> _EXERCISE INSTRUCTIONS_:
Extract and list every line that contains the word "Name".

> _DATA SUPPLIED_:
┄┄┄┄┄┄┄┄┄┄

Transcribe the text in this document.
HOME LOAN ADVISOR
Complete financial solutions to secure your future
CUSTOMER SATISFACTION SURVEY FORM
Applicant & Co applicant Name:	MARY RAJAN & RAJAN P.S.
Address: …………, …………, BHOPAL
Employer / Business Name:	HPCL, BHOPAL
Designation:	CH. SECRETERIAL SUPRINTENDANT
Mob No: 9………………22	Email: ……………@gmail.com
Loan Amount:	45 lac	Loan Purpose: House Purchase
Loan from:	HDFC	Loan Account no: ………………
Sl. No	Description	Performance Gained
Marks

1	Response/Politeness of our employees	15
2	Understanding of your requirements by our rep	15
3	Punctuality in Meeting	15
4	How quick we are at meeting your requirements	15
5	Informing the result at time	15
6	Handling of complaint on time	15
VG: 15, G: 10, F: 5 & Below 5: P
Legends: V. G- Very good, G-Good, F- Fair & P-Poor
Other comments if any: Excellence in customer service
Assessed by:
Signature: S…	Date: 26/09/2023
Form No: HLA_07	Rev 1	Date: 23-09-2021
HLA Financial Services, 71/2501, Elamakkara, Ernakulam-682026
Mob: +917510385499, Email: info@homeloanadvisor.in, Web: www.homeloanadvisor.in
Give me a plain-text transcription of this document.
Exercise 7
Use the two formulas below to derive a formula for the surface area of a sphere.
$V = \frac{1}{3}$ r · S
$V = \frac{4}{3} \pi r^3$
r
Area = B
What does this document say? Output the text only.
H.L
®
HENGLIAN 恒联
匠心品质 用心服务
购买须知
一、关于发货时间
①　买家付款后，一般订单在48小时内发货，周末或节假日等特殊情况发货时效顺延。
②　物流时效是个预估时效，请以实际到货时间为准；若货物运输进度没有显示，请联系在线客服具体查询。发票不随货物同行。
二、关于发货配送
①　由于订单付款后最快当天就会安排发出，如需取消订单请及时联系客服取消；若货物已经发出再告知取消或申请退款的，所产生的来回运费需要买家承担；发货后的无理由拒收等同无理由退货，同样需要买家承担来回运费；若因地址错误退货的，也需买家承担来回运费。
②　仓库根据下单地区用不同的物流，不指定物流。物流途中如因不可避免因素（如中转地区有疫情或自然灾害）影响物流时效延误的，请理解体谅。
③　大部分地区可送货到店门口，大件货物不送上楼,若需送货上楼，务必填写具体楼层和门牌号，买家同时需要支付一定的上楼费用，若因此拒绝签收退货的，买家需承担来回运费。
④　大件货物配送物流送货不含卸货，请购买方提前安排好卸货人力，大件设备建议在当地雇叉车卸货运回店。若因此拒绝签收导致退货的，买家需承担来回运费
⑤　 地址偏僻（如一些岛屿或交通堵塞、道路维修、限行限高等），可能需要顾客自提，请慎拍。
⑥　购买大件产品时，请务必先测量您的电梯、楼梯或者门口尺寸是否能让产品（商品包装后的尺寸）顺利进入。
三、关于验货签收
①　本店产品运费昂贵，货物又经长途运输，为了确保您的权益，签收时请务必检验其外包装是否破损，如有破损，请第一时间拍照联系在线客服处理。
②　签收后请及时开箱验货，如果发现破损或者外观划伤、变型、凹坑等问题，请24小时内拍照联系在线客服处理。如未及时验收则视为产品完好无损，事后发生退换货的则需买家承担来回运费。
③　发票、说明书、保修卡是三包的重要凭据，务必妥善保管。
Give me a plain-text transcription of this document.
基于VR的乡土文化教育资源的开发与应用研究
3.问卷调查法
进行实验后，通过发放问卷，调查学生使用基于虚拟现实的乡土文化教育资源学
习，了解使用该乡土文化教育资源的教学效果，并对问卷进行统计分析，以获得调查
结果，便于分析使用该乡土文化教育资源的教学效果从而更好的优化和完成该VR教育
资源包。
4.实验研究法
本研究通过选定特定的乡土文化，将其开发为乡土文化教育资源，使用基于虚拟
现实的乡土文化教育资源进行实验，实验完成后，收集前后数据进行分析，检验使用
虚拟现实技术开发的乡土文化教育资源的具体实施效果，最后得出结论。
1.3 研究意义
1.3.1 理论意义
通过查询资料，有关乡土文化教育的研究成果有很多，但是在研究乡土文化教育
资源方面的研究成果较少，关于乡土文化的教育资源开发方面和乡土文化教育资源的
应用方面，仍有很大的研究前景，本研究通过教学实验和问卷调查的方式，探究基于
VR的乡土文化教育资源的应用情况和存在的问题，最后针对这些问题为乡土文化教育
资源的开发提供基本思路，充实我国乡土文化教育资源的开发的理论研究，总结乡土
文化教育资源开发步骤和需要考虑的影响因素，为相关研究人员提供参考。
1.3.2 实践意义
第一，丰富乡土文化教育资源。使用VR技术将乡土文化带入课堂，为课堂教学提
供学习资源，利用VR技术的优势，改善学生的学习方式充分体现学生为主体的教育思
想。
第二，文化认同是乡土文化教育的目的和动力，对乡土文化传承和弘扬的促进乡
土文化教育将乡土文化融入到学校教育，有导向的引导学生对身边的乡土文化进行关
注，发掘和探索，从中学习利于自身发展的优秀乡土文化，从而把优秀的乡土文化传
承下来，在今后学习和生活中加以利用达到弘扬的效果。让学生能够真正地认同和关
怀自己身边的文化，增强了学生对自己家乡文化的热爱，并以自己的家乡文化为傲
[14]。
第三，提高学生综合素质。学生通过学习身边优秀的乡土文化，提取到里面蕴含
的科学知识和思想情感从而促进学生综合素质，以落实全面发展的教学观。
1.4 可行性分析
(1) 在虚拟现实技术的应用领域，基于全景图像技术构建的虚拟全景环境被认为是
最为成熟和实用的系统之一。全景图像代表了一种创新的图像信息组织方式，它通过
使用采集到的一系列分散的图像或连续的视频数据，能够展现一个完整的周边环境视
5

┄┄┄┄┄┄┄┄┄┄

> _FULL ANSWER_:
Applicant & Co applicant Name:	MARY RAJAN & RAJAN P.S.
Employer / Business Name:	HPCL, BHOPAL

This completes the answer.